Auteur à l’œuvre, héritier de la culture
Peuple trahi est le deuxième tome de la tétralogie romanesque d’Alfred Döblin Novembre 1918. Une révolution allemande [1].
Sur le premier tome, Bourgeois & soldats, lire Chassés-croisés entre le roman et l’Histoire.
Alfred Döblin sur remue.
Bourgeois & soldats a placé ses personnages, certains de retour dans Peuple trahi, dans une situation historique précise : l’Allemagne à la fin de la Première Guerre mondiale, défaite du gouvernement impérial, prémisses d’une révolution. Peuple trahi redéploie la situation selon la même forme narrative : des séquences courtes, juxtaposées, autonomes mais non closes, la plupart se poursuivant d’un chapitre à l’autre. Cette forme rapide abolit la distinction hiérarchique entre les événements historiques et les hommes, qu’elle soit celle du « grand homme » impulsant l’Histoire ou de l’Histoire surdéterminant la vie des hommes. Par le tressage de faits historiques réels et de situations imaginées, Döblin ne cherche pas à se substituer à l’œil géomètre de l’historien mais à le troubler afin de faire apparaître des relations autres que de subordination entre l’homme et l’Histoire. Aucun commentaire ne surligne le déroulement général ni les équilibres ou déséquilibres entre les personnages, politiques ayant réellement existé ou d’invention, entrant successivement en scène. Nous sommes tour à tour avec l’un puis avec l’autre, tels qu’ils sont à ce moment-là de l’histoire. Ils sont observés sans réserve ni dissimulation d’éléments dont la découverte tardive constituerait une révélation ou un rebondissement. Cette disposition frontale, par éclats successifs, permet d’accoler des positions différentes voire opposées, de mettre au jour les contradictions individuelles et collectives qui parcourent et agitent la société qu’il dépeint. Chaque point de vue se développe selon sa propre logique. Le tout forme un panorama dont Döblin ne juge pas plus les éléments qui le composent qu’il ne juge l’architecture de Berlin. Il décrit sans approuver ni condamner, condition sine qua non s’il veut raconter ce qui se déroule dans le cadre qu’il a délimité. S’il passait sous silence ou biaisait un seul point de vue au nom de convictions personnelles ou d’un message particulier, le panorama serait incomplet, l’expérience romanesque faussée.

## DONNÉES FOURNIES
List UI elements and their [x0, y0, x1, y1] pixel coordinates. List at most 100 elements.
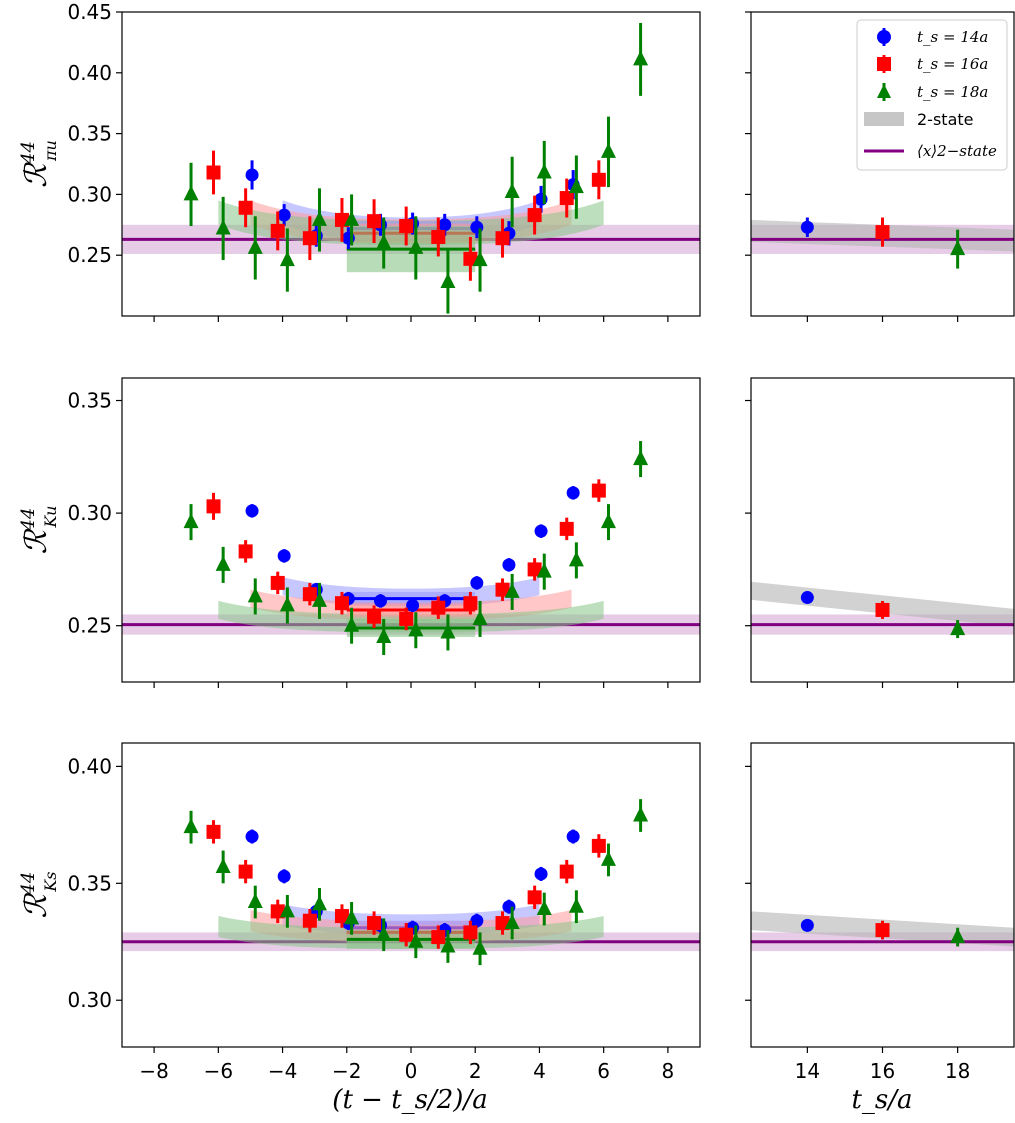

## CONSIGNE DONNÉE
Prolongez le texte consacré à Peuple trahi, d’Alfred Döblin, en reprenant juste après sa dernière phrase.

## RÉPONSE À FOURNIR
Dans Peuple trahi, pas plus que dans Bourgeois & soldats, Döblin ne construit une intrigue enveloppante dont les séquences, constituant ses nervures ou ses ramifications, concourraient à une résolution globale, au dévoilement d’un sens occulté, comme si chaque scène, chaque personnage devait se subsumer sous une idée directrice unique. Les événements historiques ne forment pas l’arrière-plan confus sur lequel se détachent situations et personnages. Les uns et les autres sont considérés à distance égale : un personnage n’est jamais entièrement défini par l’arrière-plan ; l’arrière-plan n’imprègne pas toutes les situations. Du plus ténu au plus décisif, tout se déroule sur une échelle commune. Mais les événements historiques et leurs agents — responsables politiques, militaires — ont perdu leur solennité et leur apparence de vérité : la pusillanimité et la vanité d’Ebert ne disparaissent pas quand il fait un discours officiel à la Chancellerie, la capacité de Karl Liebknecht à conduire la révolution est mise à mal lors de conversations privées avec Radek. De leur côté, les personnages d’invention ont perdu l’auréole mythique des héros partant à la conquête d’une ville ou d’une société. Il n’y a pas plus d’intrigue fondatrice que de héros, bons ou mauvais, magnifiés. L’admiration devant la marche de l’Histoire, devant la destinée humaine cède la place à l’effarement romanesque.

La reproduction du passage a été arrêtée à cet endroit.